### REQUIRED TASK
Copy out the material below word for word, omitting the pictures.

+++ RECORDS +++

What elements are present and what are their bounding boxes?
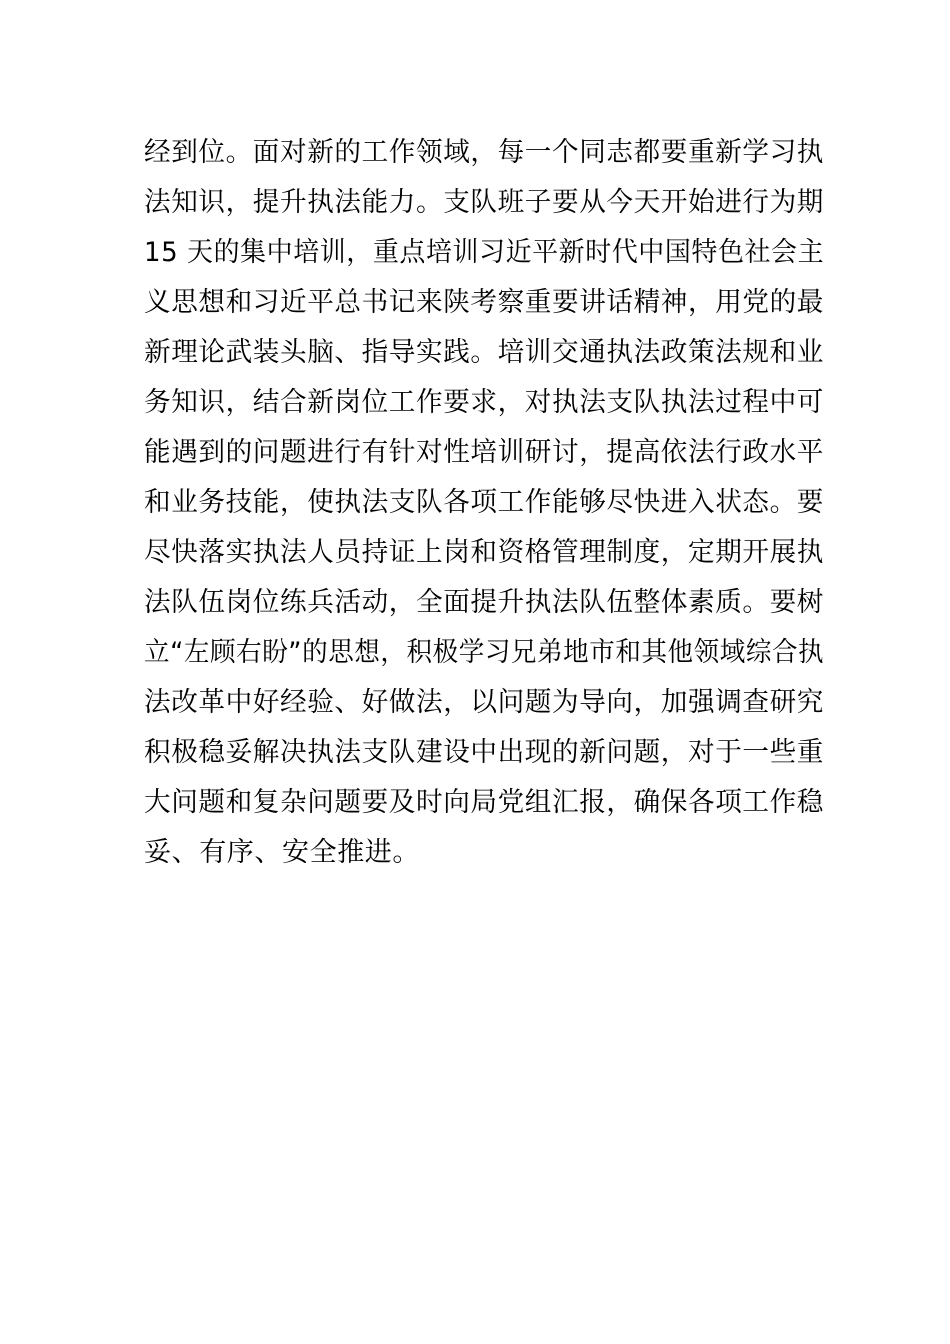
- text-line: 能遇到的问题进行有针对性培训研讨，提高依法行政水平: [144, 437, 824, 468]
- text-line: 义思想和习近平总书记来陕考察重要讲话精神，用党的最: [144, 287, 824, 318]
- text-line: 立“左顾右盼”的思想，积极学习兄弟地市和其他领域综合执: [144, 637, 825, 668]
- text-line: 务知识，结合新岗位工作要求，对执法支队执法过程中可: [144, 387, 824, 418]
- text-line: 15 天的集中培训，重点培训习近平新时代中国特色社会主: [144, 237, 825, 268]
- text-line: 积极稳妥解决执法支队建设中出现的新问题，对于一些重: [144, 737, 824, 768]
- text-line: 尽快落实执法人员持证上岗和资格管理制度，定期开展执: [144, 537, 824, 568]
- text-line: 法改革中好经验、好做法，以问题为导向，加强调查研究: [144, 687, 824, 718]
- body-paragraph: [144, 128, 824, 878]
- text-line: 妥、有序、安全推进。: [144, 837, 420, 868]
- text-line: 新理论武装头脑、指导实践。培训交通执法政策法规和业: [144, 337, 824, 368]
- text-line: 和业务技能，使执法支队各项工作能够尽快进入状态。要: [144, 487, 824, 518]
- text-line: 经到位。面对新的工作领域，每一个同志都要重新学习执: [144, 137, 824, 168]
- text-line: 法知识，提升执法能力。支队班子要从今天开始进行为期: [144, 187, 824, 218]
- text-line: 法队伍岗位练兵活动，全面提升执法队伍整体素质。要树: [144, 587, 824, 618]
- text-line: 大问题和复杂问题要及时向局党组汇报，确保各项工作稳: [144, 787, 824, 818]
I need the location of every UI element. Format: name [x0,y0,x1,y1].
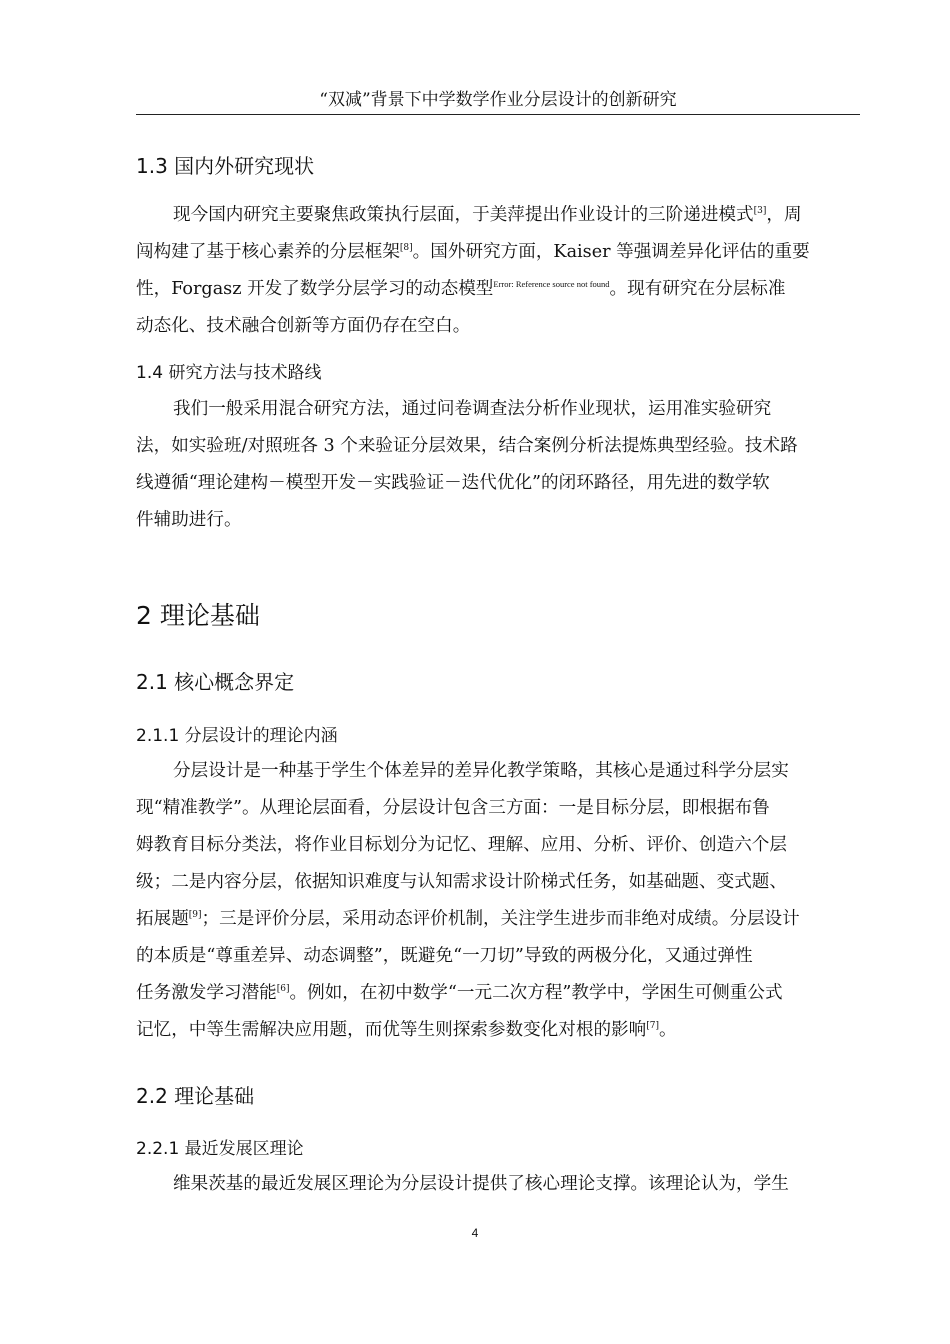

+++

### CORRECT RESULT
What elements are present and what are their bounding boxes?
- text-line: 能遇到的问题进行有针对性培训研讨，提高依法行政水平: [144, 437, 824, 468]
- text-line: 义思想和习近平总书记来陕考察重要讲话精神，用党的最: [144, 287, 824, 318]
- text-line: 立“左顾右盼”的思想，积极学习兄弟地市和其他领域综合执: [144, 637, 825, 668]
- text-line: 务知识，结合新岗位工作要求，对执法支队执法过程中可: [144, 387, 824, 418]
- text-line: 15 天的集中培训，重点培训习近平新时代中国特色社会主: [144, 237, 825, 268]
- text-line: 积极稳妥解决执法支队建设中出现的新问题，对于一些重: [144, 737, 824, 768]
- text-line: 尽快落实执法人员持证上岗和资格管理制度，定期开展执: [144, 537, 824, 568]
- text-line: 法改革中好经验、好做法，以问题为导向，加强调查研究: [144, 687, 824, 718]
- body-paragraph: [144, 128, 824, 878]
- text-line: 妥、有序、安全推进。: [144, 837, 420, 868]
- text-line: 新理论武装头脑、指导实践。培训交通执法政策法规和业: [144, 337, 824, 368]
- text-line: 和业务技能，使执法支队各项工作能够尽快进入状态。要: [144, 487, 824, 518]
- text-line: 经到位。面对新的工作领域，每一个同志都要重新学习执: [144, 137, 824, 168]
- text-line: 法知识，提升执法能力。支队班子要从今天开始进行为期: [144, 187, 824, 218]
- text-line: 法队伍岗位练兵活动，全面提升执法队伍整体素质。要树: [144, 587, 824, 618]
- text-line: 大问题和复杂问题要及时向局党组汇报，确保各项工作稳: [144, 787, 824, 818]
I need the location of every UI element. Format: name [x0,y0,x1,y1].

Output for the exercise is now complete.